## Parts of the exercise
1/ Name every circuit judge listed on the Albers case page.
2/ Pick up the Albers case page after its final line and keep writing.

____ Page extract

United States v. Clayton Albers

145 F.3d 1346, 1998 U.S. App. LEXIS 19088, 1998 WL 223344
CourtCourt of Appeals for the Tenth Circuit
DecidedMay 6, 1998
Docket97-3228
StatusPublished
Cited by2 cases

This text of 145 F.3d 1346 (United States v. Clayton Albers) is published on Counsel Stack Legal Research, covering Court of Appeals for the Tenth Circuit primary law. Counsel Stack provides free access to over 12 million legal documents including statutes, case law, regulations, and constitutions.

Bluebook
United States v. Clayton Albers, 145 F.3d 1346, 1998 U.S. App. LEXIS 19088, 1998 WL 223344 (10th Cir. 1998).

Opinion

145 F.3d 1346

98 CJ C.A.R. 2228

NOTICE: Although citation of unpublished opinions remains unfavored, unpublished opinions may now be cited if the opinion has persuasive value on a material issue, and a copy is attached to the citing document or, if cited in oral argument, copies are furnished to the Court and all parties. See General Order of November 29, 1993, suspending 10th Cir. Rule 36.3 until December 31, 1995, or further order.

UNITED STATES of America, Plaintiff-Appellee,
v.
Clayton ALBERS, Defendant-Appellant.

No. 97-3228.

United States Court of Appeals, Tenth Circuit.

May 6, 1998.

Before PORFILIO, BARRETT, and HENRY, Circuit Judges.

________
____ Extracted data

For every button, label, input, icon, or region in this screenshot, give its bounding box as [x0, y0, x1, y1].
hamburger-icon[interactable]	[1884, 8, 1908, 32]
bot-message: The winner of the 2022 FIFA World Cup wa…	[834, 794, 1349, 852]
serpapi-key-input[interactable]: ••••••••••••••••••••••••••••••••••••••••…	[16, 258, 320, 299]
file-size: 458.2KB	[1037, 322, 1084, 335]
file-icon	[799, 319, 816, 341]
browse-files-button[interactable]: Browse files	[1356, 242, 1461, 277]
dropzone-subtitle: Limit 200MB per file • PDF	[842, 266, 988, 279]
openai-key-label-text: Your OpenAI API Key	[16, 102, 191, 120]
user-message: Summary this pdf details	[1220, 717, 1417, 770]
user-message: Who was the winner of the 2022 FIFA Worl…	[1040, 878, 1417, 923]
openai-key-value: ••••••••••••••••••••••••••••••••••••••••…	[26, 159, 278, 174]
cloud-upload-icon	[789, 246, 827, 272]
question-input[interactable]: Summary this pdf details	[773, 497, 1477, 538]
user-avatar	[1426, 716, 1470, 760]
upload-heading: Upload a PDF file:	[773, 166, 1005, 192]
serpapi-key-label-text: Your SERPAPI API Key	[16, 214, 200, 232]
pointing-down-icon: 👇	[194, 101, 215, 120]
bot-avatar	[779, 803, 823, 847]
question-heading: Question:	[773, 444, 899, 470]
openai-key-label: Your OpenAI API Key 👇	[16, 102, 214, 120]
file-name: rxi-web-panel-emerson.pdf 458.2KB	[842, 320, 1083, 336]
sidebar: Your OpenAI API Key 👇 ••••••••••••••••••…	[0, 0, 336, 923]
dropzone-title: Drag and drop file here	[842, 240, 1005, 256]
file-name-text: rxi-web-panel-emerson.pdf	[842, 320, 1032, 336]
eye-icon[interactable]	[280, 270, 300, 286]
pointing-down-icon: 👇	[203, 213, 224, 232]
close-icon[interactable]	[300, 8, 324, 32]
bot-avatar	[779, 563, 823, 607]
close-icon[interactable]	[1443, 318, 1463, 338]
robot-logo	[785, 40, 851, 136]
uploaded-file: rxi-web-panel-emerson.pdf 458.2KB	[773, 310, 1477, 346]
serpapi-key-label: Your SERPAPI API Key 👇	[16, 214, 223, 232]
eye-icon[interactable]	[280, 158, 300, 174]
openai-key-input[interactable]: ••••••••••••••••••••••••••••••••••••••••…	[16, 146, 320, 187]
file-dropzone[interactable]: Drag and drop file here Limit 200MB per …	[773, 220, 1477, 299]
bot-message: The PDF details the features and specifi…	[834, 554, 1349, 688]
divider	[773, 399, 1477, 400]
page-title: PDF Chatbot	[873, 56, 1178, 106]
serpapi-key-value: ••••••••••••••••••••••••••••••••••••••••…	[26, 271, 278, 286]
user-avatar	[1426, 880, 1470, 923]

________

## Set of answers
1/ PORFILIO, BARRETT, HENRY

2/
ORDER AND JUDGMENT*

ROBERT H. HENRY, Circuit Judge.

After examining the briefs and appellate record, this panel has determined unanimously that oral argument would not materially assist the determination of this appeal. See Fed. R.App. P. 34(a); 10th Cir. R. 34.1.9. The case is therefore ordered submitted without oral argument.

Defendant Clayton Albers returns to this court on appeal of his resentencing following our remand in United States v. Albers, 93 F.3d 1469 (10th Cir.1996). The background facts of this case are fully set forth in Albers, and, we will repeat here only those facts necessary to our analysis. We have jurisdiction pursuant to 28 U.S.C. § 1291, and we affirm.

Defendant was originally indicted along with seven coconspirators, who all entered guilty pleas prior to trial. Defendant proceeded to trial where he was convicted by a jury for conspiracy to manufacture methamphetamine with intent to distribute in violation of 21 U.S.C. § 841(a)(1) and 21 U.S.C. § 846, possession or distribution of ephedrine while knowing or having reasonable cause to believe the listed chemical would be used to manufacture methamphetamine in violation of 21 U.S.C. § 841(d)(2) and 18 U.S.C. § 2, and manufacture of methamphetamine with intent to distribute in violation of 21 U.S.C. § 841(a)(1) and 18 U.S.C. § 2. Defendant was sentenced to life imprisonment.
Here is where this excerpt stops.